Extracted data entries
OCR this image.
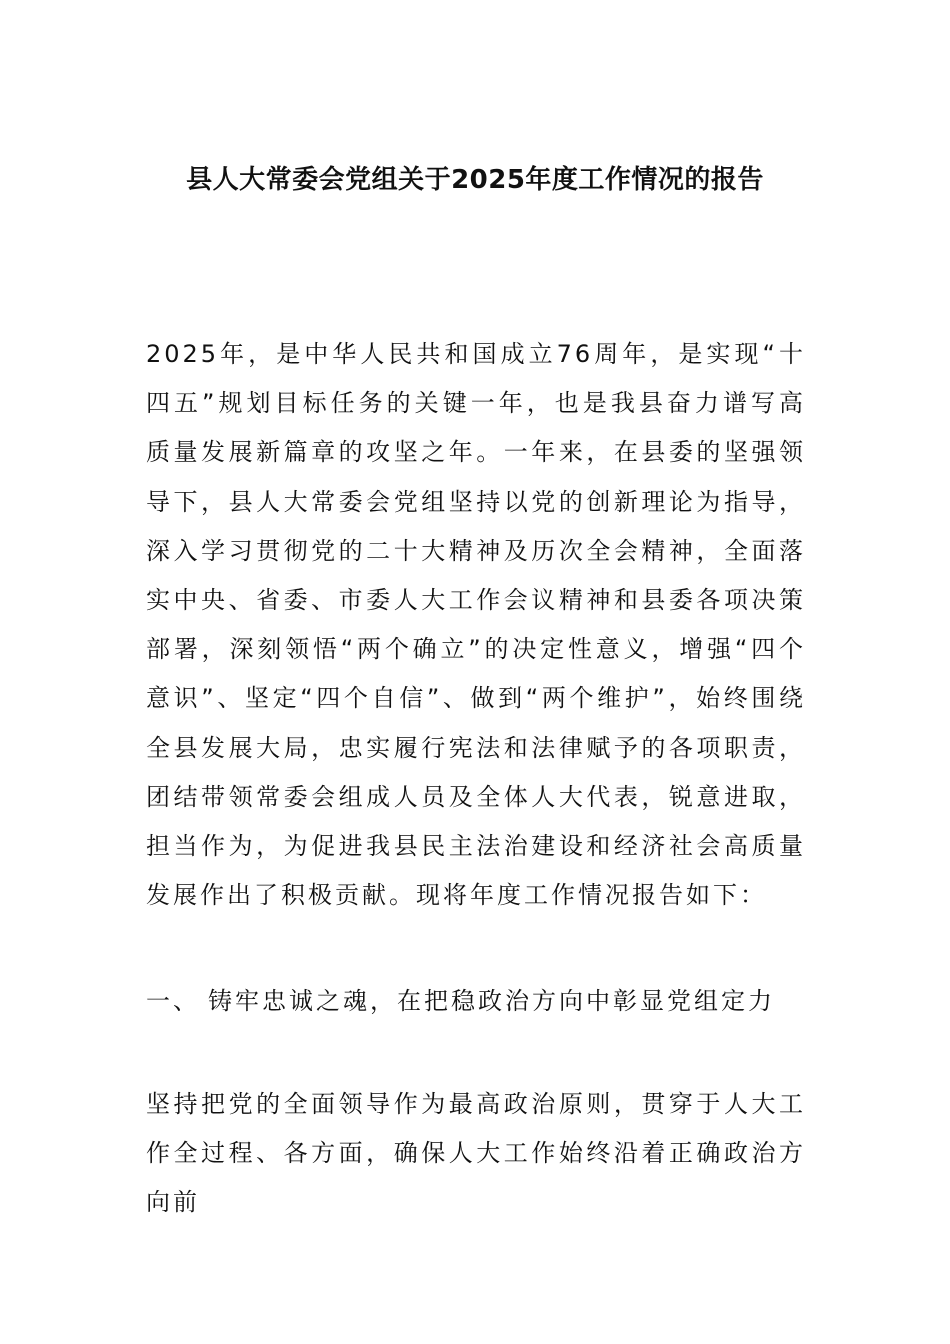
县人大常委会党组关于2025年度工作情况的报告

2025年，是中华人民共和国成立76周年，是实现“十四五”规划目标任务的关键一年，也是我县奋力谱写高质量发展新篇章的攻坚之年。一年来，在县委的坚强领导下，县人大常委会党组坚持以党的创新理论为指导，深入学习贯彻党的二十大精神及历次全会精神，全面落实中央、省委、市委人大工作会议精神和县委各项决策部署，深刻领悟“两个确立”的决定性意义，增强“四个意识”、坚定“四个自信”、做到“两个维护”，始终围绕全县发展大局，忠实履行宪法和法律赋予的各项职责，团结带领常委会组成人员及全体人大代表，锐意进取，担当作为，为促进我县民主法治建设和经济社会高质量发展作出了积极贡献。现将年度工作情况报告如下：

一、 铸牢忠诚之魂，在把稳政治方向中彰显党组定力

坚持把党的全面领导作为最高政治原则，贯穿于人大工作全过程、各方面，确保人大工作始终沿着正确政治方向前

▶ **OBJECTIVE**
Copy the listing exactly. Any image in it stays out of the copy.

▶ **RESULT**
OCR this image.
县人大常委会党组关于2025年度工作情况的报告

2025年，是中华人民共和国成立76周年，是实现“十四五”规划目标任务的关键一年，也是我县奋力谱写高质量发展新篇章的攻坚之年。一年来，在县委的坚强领导下，县人大常委会党组坚持以党的创新理论为指导，深入学习贯彻党的二十大精神及历次全会精神，全面落实中央、省委、市委人大工作会议精神和县委各项决策部署，深刻领悟“两个确立”的决定性意义，增强“四个意识”、坚定“四个自信”、做到“两个维护”，始终围绕全县发展大局，忠实履行宪法和法律赋予的各项职责，团结带领常委会组成人员及全体人大代表，锐意进取，担当作为，为促进我县民主法治建设和经济社会高质量发展作出了积极贡献。现将年度工作情况报告如下：

一、 铸牢忠诚之魂，在把稳政治方向中彰显党组定力

坚持把党的全面领导作为最高政治原则，贯穿于人大工作全过程、各方面，确保人大工作始终沿着正确政治方向前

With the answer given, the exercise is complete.